Page text:

********

Red Hot Blogs

The 12 Books of Christmas

December 17, 2017 | Leadership Red Hot Blogs

Screenshot 2017-12-17 11.46.39For those of you who know us at RED you will know we are always talking about reading and ,as the great Jim Rohn once said, “the difference you make to your life is down to three things, the people you meet, the goals you set and the books you read”.

We can’t do anything about the first two but we can help you on your way with a list of books to get you going. Make one of your goals to read a non fiction book a month a year next year. To inspire you to get started,  here are our recommended 12 Books of Christmas.

Day 1 How to read a book – Mortimer Adler

Many people say to me I don’t read books so if that’s the case start with this one. It also has a great list of the books well-read people will read.


Day 2 Learned Optimism – Martin Selligman

For many a life changing book. I was fortunate to meet the author and this book changed my life.


Day 3 Raising Boys or Raising Girls – Stephen Biddulph

For the parents among us. The best child raising manuals out there!

********

Given records:
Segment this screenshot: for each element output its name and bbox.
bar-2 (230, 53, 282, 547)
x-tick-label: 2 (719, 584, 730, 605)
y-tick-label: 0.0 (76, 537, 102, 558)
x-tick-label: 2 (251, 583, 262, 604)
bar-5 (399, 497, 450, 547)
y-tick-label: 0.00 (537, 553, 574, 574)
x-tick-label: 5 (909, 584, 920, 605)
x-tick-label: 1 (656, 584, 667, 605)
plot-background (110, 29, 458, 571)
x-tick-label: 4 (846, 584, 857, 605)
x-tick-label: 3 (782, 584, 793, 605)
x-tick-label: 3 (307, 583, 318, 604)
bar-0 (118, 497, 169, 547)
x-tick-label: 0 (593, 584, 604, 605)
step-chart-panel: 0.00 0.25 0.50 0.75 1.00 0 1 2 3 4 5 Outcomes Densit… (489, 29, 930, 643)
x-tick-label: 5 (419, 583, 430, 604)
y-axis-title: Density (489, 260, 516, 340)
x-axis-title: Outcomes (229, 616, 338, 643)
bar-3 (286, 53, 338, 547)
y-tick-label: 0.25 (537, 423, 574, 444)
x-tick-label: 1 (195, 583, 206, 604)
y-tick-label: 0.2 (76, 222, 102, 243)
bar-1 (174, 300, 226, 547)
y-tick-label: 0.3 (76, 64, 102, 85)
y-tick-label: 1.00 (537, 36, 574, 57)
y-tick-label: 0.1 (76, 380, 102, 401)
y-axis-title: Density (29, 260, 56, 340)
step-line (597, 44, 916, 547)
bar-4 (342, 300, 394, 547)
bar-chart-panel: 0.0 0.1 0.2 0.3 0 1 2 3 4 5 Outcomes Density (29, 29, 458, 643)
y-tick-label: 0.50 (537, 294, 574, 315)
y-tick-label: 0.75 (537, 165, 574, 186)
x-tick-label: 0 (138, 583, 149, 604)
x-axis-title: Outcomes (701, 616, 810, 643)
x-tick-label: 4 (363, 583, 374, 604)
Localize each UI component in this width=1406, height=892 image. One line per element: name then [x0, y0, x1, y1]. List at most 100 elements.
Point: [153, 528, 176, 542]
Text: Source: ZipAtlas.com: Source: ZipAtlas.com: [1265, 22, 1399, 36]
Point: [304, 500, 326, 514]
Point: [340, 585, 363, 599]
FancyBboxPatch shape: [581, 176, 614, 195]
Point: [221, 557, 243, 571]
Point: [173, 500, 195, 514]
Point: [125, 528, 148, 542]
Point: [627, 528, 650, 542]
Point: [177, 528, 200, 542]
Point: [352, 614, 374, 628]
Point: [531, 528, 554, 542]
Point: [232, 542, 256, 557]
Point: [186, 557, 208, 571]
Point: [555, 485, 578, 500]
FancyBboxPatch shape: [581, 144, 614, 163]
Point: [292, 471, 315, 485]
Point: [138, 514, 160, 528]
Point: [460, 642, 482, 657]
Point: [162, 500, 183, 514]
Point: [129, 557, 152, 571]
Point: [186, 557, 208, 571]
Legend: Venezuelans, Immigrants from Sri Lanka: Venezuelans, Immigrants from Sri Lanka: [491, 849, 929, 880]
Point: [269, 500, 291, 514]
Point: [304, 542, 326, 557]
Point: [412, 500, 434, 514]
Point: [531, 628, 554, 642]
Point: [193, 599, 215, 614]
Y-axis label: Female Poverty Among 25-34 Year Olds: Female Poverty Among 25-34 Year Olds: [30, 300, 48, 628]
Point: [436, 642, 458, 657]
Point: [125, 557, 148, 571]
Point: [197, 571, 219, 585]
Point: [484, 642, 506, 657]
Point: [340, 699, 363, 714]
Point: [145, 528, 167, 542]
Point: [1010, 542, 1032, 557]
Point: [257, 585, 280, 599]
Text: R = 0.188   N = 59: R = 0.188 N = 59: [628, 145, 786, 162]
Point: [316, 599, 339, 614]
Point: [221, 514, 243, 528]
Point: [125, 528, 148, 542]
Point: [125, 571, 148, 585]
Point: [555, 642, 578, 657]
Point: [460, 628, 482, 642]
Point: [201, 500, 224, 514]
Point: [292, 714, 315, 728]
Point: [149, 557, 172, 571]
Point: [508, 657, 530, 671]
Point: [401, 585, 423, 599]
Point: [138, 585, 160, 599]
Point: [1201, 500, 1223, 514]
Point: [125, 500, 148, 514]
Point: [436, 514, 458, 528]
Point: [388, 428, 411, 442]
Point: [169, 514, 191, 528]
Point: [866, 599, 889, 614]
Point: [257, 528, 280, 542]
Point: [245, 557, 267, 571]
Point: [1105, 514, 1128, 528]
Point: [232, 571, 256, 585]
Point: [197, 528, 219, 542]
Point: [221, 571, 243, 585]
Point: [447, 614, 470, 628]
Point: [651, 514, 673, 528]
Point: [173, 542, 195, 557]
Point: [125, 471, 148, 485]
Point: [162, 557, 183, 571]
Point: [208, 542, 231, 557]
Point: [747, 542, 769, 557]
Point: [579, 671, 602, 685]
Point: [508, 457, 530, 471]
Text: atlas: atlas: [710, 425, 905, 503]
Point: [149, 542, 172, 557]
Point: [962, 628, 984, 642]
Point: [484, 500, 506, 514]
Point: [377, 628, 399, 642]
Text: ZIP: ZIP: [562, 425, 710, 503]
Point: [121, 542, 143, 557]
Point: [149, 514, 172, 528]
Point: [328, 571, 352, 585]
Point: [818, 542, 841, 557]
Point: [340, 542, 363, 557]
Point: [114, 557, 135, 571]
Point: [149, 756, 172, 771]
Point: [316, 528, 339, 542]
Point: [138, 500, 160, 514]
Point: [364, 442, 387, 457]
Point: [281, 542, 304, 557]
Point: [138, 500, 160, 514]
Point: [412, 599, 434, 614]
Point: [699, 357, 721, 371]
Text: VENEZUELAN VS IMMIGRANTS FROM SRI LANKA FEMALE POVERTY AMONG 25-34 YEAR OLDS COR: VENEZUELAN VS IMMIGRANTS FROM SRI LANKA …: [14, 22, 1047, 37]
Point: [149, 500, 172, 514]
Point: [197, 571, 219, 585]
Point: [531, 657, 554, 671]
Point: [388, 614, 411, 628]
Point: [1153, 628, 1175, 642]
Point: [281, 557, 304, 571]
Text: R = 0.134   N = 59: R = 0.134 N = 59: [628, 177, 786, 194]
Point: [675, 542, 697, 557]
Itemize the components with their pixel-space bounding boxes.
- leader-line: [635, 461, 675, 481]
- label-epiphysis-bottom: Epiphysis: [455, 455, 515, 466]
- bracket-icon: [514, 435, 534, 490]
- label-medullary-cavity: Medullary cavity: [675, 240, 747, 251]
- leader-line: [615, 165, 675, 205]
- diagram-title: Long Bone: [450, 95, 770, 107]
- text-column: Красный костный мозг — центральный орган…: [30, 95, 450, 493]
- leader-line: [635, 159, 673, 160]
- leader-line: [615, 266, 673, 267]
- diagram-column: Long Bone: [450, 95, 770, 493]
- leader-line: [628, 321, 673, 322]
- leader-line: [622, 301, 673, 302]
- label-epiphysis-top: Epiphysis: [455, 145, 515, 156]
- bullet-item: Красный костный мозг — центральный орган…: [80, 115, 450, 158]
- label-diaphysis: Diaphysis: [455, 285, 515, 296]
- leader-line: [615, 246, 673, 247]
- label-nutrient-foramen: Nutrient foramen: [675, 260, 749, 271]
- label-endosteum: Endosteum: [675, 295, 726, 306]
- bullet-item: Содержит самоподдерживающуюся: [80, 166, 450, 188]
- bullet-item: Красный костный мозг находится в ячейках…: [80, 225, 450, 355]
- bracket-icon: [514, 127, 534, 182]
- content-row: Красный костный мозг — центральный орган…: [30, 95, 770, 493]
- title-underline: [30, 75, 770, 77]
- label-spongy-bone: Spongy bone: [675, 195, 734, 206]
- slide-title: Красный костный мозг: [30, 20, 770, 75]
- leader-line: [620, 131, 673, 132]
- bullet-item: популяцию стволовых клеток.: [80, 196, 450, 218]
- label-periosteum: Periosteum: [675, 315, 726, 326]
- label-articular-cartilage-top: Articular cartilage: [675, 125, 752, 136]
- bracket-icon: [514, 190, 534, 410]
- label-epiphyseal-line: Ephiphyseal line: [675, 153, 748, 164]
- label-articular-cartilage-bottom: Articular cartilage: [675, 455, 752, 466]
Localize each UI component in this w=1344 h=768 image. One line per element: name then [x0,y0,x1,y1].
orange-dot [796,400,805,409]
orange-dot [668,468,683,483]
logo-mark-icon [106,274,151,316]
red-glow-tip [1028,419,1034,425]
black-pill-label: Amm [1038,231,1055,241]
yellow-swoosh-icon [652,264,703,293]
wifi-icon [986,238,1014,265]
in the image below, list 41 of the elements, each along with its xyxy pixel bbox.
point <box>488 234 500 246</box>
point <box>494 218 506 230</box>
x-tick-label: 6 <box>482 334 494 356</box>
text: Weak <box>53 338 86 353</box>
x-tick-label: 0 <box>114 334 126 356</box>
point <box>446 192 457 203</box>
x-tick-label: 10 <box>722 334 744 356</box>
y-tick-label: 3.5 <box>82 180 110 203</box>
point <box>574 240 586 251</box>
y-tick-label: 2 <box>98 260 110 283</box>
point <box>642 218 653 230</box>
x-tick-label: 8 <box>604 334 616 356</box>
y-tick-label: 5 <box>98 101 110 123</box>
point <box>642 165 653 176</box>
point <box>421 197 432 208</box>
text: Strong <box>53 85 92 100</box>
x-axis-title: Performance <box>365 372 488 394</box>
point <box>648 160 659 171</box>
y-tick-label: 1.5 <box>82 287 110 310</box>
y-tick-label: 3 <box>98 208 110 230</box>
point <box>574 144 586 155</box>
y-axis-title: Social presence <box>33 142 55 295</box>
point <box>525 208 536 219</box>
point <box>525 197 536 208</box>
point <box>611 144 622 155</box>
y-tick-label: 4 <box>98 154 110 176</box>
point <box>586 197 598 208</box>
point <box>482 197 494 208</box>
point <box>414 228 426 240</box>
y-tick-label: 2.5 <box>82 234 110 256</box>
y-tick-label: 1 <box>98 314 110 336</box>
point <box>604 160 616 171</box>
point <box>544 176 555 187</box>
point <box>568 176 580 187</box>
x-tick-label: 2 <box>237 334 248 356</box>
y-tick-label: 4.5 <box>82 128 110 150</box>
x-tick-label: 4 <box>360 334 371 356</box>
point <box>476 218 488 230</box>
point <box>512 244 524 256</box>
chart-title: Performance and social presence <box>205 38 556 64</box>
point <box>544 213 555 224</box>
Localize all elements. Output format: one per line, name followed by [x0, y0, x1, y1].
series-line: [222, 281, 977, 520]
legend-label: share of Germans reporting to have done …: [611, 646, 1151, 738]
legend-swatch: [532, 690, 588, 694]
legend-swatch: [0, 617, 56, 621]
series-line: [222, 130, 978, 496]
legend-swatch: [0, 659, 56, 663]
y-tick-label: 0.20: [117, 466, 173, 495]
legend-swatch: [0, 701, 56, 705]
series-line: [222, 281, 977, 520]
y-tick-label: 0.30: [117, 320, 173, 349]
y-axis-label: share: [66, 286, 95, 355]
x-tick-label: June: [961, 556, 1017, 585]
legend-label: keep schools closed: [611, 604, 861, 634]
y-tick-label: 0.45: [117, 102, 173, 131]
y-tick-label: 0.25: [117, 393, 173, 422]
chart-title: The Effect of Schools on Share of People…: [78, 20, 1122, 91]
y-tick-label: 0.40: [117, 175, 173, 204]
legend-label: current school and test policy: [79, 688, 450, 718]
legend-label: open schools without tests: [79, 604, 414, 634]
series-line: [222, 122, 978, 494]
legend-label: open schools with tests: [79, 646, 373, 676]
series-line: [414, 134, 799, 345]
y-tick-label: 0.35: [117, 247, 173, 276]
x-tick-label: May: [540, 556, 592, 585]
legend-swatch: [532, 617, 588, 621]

********

Instruction:
Could you copy everything from "Many people say" down to "changed my life." in the Christmas reading-list post, swapping "author" for "writer"? You can leave the records aside.

The response:
Many people say to me I don’t read books so if that’s the case start with this one. It also has a great list of the books well-read people will read.


Day 2 Learned Optimism – Martin Selligman

For many a life changing book. I was fortunate to meet the writer and this book changed my life.